[Items from a data source]
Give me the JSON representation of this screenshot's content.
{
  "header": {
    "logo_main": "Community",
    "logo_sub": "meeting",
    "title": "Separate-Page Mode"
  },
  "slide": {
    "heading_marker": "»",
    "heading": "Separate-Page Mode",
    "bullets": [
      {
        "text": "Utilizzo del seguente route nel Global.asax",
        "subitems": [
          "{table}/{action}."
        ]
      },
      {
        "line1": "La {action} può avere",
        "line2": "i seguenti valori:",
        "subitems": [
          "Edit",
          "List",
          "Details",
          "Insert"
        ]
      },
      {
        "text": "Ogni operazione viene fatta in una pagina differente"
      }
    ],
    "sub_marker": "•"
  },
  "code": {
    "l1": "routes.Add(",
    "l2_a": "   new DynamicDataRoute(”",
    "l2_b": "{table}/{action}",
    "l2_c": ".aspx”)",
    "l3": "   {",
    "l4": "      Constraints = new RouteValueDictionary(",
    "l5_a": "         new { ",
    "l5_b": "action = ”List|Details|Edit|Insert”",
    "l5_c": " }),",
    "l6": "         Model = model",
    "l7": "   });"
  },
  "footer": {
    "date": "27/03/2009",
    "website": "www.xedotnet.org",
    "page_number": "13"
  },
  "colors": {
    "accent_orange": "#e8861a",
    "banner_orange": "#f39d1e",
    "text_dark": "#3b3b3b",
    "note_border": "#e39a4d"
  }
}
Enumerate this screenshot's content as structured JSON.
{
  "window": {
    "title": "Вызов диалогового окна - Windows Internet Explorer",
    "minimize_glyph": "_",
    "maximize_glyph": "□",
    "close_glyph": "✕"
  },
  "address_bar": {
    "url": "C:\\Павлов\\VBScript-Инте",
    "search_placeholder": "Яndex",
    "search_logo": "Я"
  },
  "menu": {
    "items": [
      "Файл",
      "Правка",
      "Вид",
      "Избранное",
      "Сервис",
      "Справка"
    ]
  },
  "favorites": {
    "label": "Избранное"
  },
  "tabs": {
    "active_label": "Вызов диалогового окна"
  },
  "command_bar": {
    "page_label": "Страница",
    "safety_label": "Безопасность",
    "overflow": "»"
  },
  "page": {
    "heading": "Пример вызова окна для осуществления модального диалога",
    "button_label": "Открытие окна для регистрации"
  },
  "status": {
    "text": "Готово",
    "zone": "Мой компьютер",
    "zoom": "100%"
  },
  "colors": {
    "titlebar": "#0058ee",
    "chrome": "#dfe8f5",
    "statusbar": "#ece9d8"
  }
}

> [WHAT THE TASK ASKS] Write down every line of the data exactly as it appears above.

> [TASK ANSWER]
Give me the JSON representation of this screenshot's content.
{
  "header": {
    "logo_main": "Community",
    "logo_sub": "meeting",
    "title": "Separate-Page Mode"
  },
  "slide": {
    "heading_marker": "»",
    "heading": "Separate-Page Mode",
    "bullets": [
      {
        "text": "Utilizzo del seguente route nel Global.asax",
        "subitems": [
          "{table}/{action}."
        ]
      },
      {
        "line1": "La {action} può avere",
        "line2": "i seguenti valori:",
        "subitems": [
          "Edit",
          "List",
          "Details",
          "Insert"
        ]
      },
      {
        "text": "Ogni operazione viene fatta in una pagina differente"
      }
    ],
    "sub_marker": "•"
  },
  "code": {
    "l1": "routes.Add(",
    "l2_a": "   new DynamicDataRoute(”",
    "l2_b": "{table}/{action}",
    "l2_c": ".aspx”)",
    "l3": "   {",
    "l4": "      Constraints = new RouteValueDictionary(",
    "l5_a": "         new { ",
    "l5_b": "action = ”List|Details|Edit|Insert”",
    "l5_c": " }),",
    "l6": "         Model = model",
    "l7": "   });"
  },
  "footer": {
    "date": "27/03/2009",
    "website": "www.xedotnet.org",
    "page_number": "13"
  },
  "colors": {
    "accent_orange": "#e8861a",
    "banner_orange": "#f39d1e",
    "text_dark": "#3b3b3b",
    "note_border": "#e39a4d"
  }
}
Enumerate this screenshot's content as structured JSON.
{
  "window": {
    "title": "Вызов диалогового окна - Windows Internet Explorer",
    "minimize_glyph": "_",
    "maximize_glyph": "□",
    "close_glyph": "✕"
  },
  "address_bar": {
    "url": "C:\\Павлов\\VBScript-Инте",
    "search_placeholder": "Яndex",
    "search_logo": "Я"
  },
  "menu": {
    "items": [
      "Файл",
      "Правка",
      "Вид",
      "Избранное",
      "Сервис",
      "Справка"
    ]
  },
  "favorites": {
    "label": "Избранное"
  },
  "tabs": {
    "active_label": "Вызов диалогового окна"
  },
  "command_bar": {
    "page_label": "Страница",
    "safety_label": "Безопасность",
    "overflow": "»"
  },
  "page": {
    "heading": "Пример вызова окна для осуществления модального диалога",
    "button_label": "Открытие окна для регистрации"
  },
  "status": {
    "text": "Готово",
    "zone": "Мой компьютер",
    "zoom": "100%"
  },
  "colors": {
    "titlebar": "#0058ee",
    "chrome": "#dfe8f5",
    "statusbar": "#ece9d8"
  }
}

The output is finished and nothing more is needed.